* Task to complete: Reproduce all entries precisely as they are written.

Dataset items:
******

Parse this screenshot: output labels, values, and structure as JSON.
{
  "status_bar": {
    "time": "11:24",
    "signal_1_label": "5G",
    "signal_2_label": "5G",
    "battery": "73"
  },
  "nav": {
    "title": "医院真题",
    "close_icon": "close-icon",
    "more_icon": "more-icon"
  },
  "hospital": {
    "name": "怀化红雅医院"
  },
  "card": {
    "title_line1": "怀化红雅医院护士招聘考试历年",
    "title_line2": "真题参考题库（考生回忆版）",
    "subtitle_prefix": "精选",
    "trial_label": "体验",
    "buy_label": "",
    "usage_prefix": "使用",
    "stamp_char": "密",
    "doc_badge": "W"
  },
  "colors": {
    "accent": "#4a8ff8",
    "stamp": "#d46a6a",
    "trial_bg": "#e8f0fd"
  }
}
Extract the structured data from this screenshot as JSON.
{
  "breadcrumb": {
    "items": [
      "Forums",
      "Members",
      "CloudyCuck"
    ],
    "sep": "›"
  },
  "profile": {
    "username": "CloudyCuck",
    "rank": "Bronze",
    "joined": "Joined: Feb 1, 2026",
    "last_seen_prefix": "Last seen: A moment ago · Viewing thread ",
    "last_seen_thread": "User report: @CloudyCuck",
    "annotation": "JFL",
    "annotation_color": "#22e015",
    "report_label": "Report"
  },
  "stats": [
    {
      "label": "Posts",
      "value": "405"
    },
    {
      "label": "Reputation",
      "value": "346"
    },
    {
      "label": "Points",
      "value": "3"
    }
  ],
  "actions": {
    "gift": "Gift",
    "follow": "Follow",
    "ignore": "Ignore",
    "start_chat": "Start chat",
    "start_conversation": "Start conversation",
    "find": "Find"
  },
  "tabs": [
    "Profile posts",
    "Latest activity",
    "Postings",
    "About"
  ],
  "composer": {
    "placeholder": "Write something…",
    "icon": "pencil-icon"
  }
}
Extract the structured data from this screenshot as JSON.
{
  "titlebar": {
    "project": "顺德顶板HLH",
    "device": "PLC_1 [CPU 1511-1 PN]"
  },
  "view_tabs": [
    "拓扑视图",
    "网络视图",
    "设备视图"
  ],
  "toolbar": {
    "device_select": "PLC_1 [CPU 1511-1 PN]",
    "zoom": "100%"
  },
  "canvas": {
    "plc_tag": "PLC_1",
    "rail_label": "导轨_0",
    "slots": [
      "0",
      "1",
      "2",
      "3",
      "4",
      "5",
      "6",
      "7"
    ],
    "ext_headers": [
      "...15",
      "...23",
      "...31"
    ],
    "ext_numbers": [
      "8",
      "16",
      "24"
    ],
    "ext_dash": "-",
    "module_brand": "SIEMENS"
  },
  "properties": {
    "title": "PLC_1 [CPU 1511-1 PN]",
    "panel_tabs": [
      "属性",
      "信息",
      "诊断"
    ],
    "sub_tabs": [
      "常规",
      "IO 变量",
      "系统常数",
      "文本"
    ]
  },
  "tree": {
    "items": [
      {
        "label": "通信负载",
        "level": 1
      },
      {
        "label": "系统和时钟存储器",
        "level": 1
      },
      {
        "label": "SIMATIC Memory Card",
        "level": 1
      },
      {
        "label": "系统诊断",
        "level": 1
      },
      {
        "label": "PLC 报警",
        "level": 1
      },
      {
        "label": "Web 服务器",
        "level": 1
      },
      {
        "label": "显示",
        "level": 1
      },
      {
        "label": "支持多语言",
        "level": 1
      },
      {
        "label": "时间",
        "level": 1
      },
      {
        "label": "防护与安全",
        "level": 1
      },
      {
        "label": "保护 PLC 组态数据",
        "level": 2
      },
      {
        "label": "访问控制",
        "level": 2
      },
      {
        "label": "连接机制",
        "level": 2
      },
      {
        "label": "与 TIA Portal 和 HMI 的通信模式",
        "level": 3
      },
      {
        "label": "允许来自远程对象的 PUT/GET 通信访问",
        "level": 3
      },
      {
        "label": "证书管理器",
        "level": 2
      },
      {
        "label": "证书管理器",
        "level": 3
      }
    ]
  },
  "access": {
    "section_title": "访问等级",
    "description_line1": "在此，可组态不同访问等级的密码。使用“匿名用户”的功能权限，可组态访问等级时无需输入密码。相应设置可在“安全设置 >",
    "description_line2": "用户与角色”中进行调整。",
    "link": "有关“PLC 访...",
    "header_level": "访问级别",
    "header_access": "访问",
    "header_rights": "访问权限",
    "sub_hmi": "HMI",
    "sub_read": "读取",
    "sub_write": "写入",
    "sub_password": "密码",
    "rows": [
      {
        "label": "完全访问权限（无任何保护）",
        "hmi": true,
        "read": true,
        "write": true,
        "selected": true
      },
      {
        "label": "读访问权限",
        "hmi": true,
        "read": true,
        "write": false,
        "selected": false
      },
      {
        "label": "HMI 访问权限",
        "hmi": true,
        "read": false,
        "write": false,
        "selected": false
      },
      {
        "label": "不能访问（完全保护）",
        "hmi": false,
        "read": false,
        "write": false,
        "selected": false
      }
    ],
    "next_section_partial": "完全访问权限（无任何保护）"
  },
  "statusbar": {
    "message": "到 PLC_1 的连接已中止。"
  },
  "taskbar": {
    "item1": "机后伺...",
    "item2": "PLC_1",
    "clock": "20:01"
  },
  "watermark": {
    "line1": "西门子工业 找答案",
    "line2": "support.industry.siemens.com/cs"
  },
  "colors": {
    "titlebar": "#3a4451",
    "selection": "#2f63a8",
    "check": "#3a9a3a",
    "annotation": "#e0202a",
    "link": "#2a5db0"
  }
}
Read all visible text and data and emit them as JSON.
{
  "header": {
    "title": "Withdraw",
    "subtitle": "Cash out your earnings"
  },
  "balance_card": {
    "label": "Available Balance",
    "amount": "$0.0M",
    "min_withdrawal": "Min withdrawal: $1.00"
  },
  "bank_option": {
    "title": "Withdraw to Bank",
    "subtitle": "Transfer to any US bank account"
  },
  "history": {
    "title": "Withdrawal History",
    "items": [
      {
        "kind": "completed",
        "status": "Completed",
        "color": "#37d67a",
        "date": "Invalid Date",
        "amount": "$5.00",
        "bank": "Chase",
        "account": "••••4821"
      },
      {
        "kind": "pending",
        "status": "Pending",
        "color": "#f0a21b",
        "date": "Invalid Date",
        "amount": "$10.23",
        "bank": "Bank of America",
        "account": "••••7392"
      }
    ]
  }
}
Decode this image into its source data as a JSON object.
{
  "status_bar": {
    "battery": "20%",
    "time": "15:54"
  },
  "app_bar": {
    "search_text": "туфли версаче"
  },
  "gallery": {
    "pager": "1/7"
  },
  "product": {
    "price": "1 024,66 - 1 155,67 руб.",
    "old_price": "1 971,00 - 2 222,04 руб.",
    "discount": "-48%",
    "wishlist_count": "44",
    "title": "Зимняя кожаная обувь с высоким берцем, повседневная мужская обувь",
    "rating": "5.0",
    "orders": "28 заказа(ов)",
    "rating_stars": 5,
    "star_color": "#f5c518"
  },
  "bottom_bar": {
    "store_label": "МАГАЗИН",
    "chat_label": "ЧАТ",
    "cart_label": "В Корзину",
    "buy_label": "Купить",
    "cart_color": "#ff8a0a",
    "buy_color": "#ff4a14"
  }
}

******

* Full answer:
Parse this screenshot: output labels, values, and structure as JSON.
{
  "status_bar": {
    "time": "11:24",
    "signal_1_label": "5G",
    "signal_2_label": "5G",
    "battery": "73"
  },
  "nav": {
    "title": "医院真题",
    "close_icon": "close-icon",
    "more_icon": "more-icon"
  },
  "hospital": {
    "name": "怀化红雅医院"
  },
  "card": {
    "title_line1": "怀化红雅医院护士招聘考试历年",
    "title_line2": "真题参考题库（考生回忆版）",
    "subtitle_prefix": "精选",
    "trial_label": "体验",
    "buy_label": "",
    "usage_prefix": "使用",
    "stamp_char": "密",
    "doc_badge": "W"
  },
  "colors": {
    "accent": "#4a8ff8",
    "stamp": "#d46a6a",
    "trial_bg": "#e8f0fd"
  }
}
Extract the structured data from this screenshot as JSON.
{
  "breadcrumb": {
    "items": [
      "Forums",
      "Members",
      "CloudyCuck"
    ],
    "sep": "›"
  },
  "profile": {
    "username": "CloudyCuck",
    "rank": "Bronze",
    "joined": "Joined: Feb 1, 2026",
    "last_seen_prefix": "Last seen: A moment ago · Viewing thread ",
    "last_seen_thread": "User report: @CloudyCuck",
    "annotation": "JFL",
    "annotation_color": "#22e015",
    "report_label": "Report"
  },
  "stats": [
    {
      "label": "Posts",
      "value": "405"
    },
    {
      "label": "Reputation",
      "value": "346"
    },
    {
      "label": "Points",
      "value": "3"
    }
  ],
  "actions": {
    "gift": "Gift",
    "follow": "Follow",
    "ignore": "Ignore",
    "start_chat": "Start chat",
    "start_conversation": "Start conversation",
    "find": "Find"
  },
  "tabs": [
    "Profile posts",
    "Latest activity",
    "Postings",
    "About"
  ],
  "composer": {
    "placeholder": "Write something…",
    "icon": "pencil-icon"
  }
}
Extract the structured data from this screenshot as JSON.
{
  "titlebar": {
    "project": "顺德顶板HLH",
    "device": "PLC_1 [CPU 1511-1 PN]"
  },
  "view_tabs": [
    "拓扑视图",
    "网络视图",
    "设备视图"
  ],
  "toolbar": {
    "device_select": "PLC_1 [CPU 1511-1 PN]",
    "zoom": "100%"
  },
  "canvas": {
    "plc_tag": "PLC_1",
    "rail_label": "导轨_0",
    "slots": [
      "0",
      "1",
      "2",
      "3",
      "4",
      "5",
      "6",
      "7"
    ],
    "ext_headers": [
      "...15",
      "...23",
      "...31"
    ],
    "ext_numbers": [
      "8",
      "16",
      "24"
    ],
    "ext_dash": "-",
    "module_brand": "SIEMENS"
  },
  "properties": {
    "title": "PLC_1 [CPU 1511-1 PN]",
    "panel_tabs": [
      "属性",
      "信息",
      "诊断"
    ],
    "sub_tabs": [
      "常规",
      "IO 变量",
      "系统常数",
      "文本"
    ]
  },
  "tree": {
    "items": [
      {
        "label": "通信负载",
        "level": 1
      },
      {
        "label": "系统和时钟存储器",
        "level": 1
      },
      {
        "label": "SIMATIC Memory Card",
        "level": 1
      },
      {
        "label": "系统诊断",
        "level": 1
      },
      {
        "label": "PLC 报警",
        "level": 1
      },
      {
        "label": "Web 服务器",
        "level": 1
      },
      {
        "label": "显示",
        "level": 1
      },
      {
        "label": "支持多语言",
        "level": 1
      },
      {
        "label": "时间",
        "level": 1
      },
      {
        "label": "防护与安全",
        "level": 1
      },
      {
        "label": "保护 PLC 组态数据",
        "level": 2
      },
      {
        "label": "访问控制",
        "level": 2
      },
      {
        "label": "连接机制",
        "level": 2
      },
      {
        "label": "与 TIA Portal 和 HMI 的通信模式",
        "level": 3
      },
      {
        "label": "允许来自远程对象的 PUT/GET 通信访问",
        "level": 3
      },
      {
        "label": "证书管理器",
        "level": 2
      },
      {
        "label": "证书管理器",
        "level": 3
      }
    ]
  },
  "access": {
    "section_title": "访问等级",
    "description_line1": "在此，可组态不同访问等级的密码。使用“匿名用户”的功能权限，可组态访问等级时无需输入密码。相应设置可在“安全设置 >",
    "description_line2": "用户与角色”中进行调整。",
    "link": "有关“PLC 访...",
    "header_level": "访问级别",
    "header_access": "访问",
    "header_rights": "访问权限",
    "sub_hmi": "HMI",
    "sub_read": "读取",
    "sub_write": "写入",
    "sub_password": "密码",
    "rows": [
      {
        "label": "完全访问权限（无任何保护）",
        "hmi": true,
        "read": true,
        "write": true,
        "selected": true
      },
      {
        "label": "读访问权限",
        "hmi": true,
        "read": true,
        "write": false,
        "selected": false
      },
      {
        "label": "HMI 访问权限",
        "hmi": true,
        "read": false,
        "write": false,
        "selected": false
      },
      {
        "label": "不能访问（完全保护）",
        "hmi": false,
        "read": false,
        "write": false,
        "selected": false
      }
    ],
    "next_section_partial": "完全访问权限（无任何保护）"
  },
  "statusbar": {
    "message": "到 PLC_1 的连接已中止。"
  },
  "taskbar": {
    "item1": "机后伺...",
    "item2": "PLC_1",
    "clock": "20:01"
  },
  "watermark": {
    "line1": "西门子工业 找答案",
    "line2": "support.industry.siemens.com/cs"
  },
  "colors": {
    "titlebar": "#3a4451",
    "selection": "#2f63a8",
    "check": "#3a9a3a",
    "annotation": "#e0202a",
    "link": "#2a5db0"
  }
}
Read all visible text and data and emit them as JSON.
{
  "header": {
    "title": "Withdraw",
    "subtitle": "Cash out your earnings"
  },
  "balance_card": {
    "label": "Available Balance",
    "amount": "$0.0M",
    "min_withdrawal": "Min withdrawal: $1.00"
  },
  "bank_option": {
    "title": "Withdraw to Bank",
    "subtitle": "Transfer to any US bank account"
  },
  "history": {
    "title": "Withdrawal History",
    "items": [
      {
        "kind": "completed",
        "status": "Completed",
        "color": "#37d67a",
        "date": "Invalid Date",
        "amount": "$5.00",
        "bank": "Chase",
        "account": "••••4821"
      },
      {
        "kind": "pending",
        "status": "Pending",
        "color": "#f0a21b",
        "date": "Invalid Date",
        "amount": "$10.23",
        "bank": "Bank of America",
        "account": "••••7392"
      }
    ]
  }
}
Decode this image into its source data as a JSON object.
{
  "status_bar": {
    "battery": "20%",
    "time": "15:54"
  },
  "app_bar": {
    "search_text": "туфли версаче"
  },
  "gallery": {
    "pager": "1/7"
  },
  "product": {
    "price": "1 024,66 - 1 155,67 руб.",
    "old_price": "1 971,00 - 2 222,04 руб.",
    "discount": "-48%",
    "wishlist_count": "44",
    "title": "Зимняя кожаная обувь с высоким берцем, повседневная мужская обувь",
    "rating": "5.0",
    "orders": "28 заказа(ов)",
    "rating_stars": 5,
    "star_color": "#f5c518"
  },
  "bottom_bar": {
    "store_label": "МАГАЗИН",
    "chat_label": "ЧАТ",
    "cart_label": "В Корзину",
    "buy_label": "Купить",
    "cart_color": "#ff8a0a",
    "buy_color": "#ff4a14"
  }
}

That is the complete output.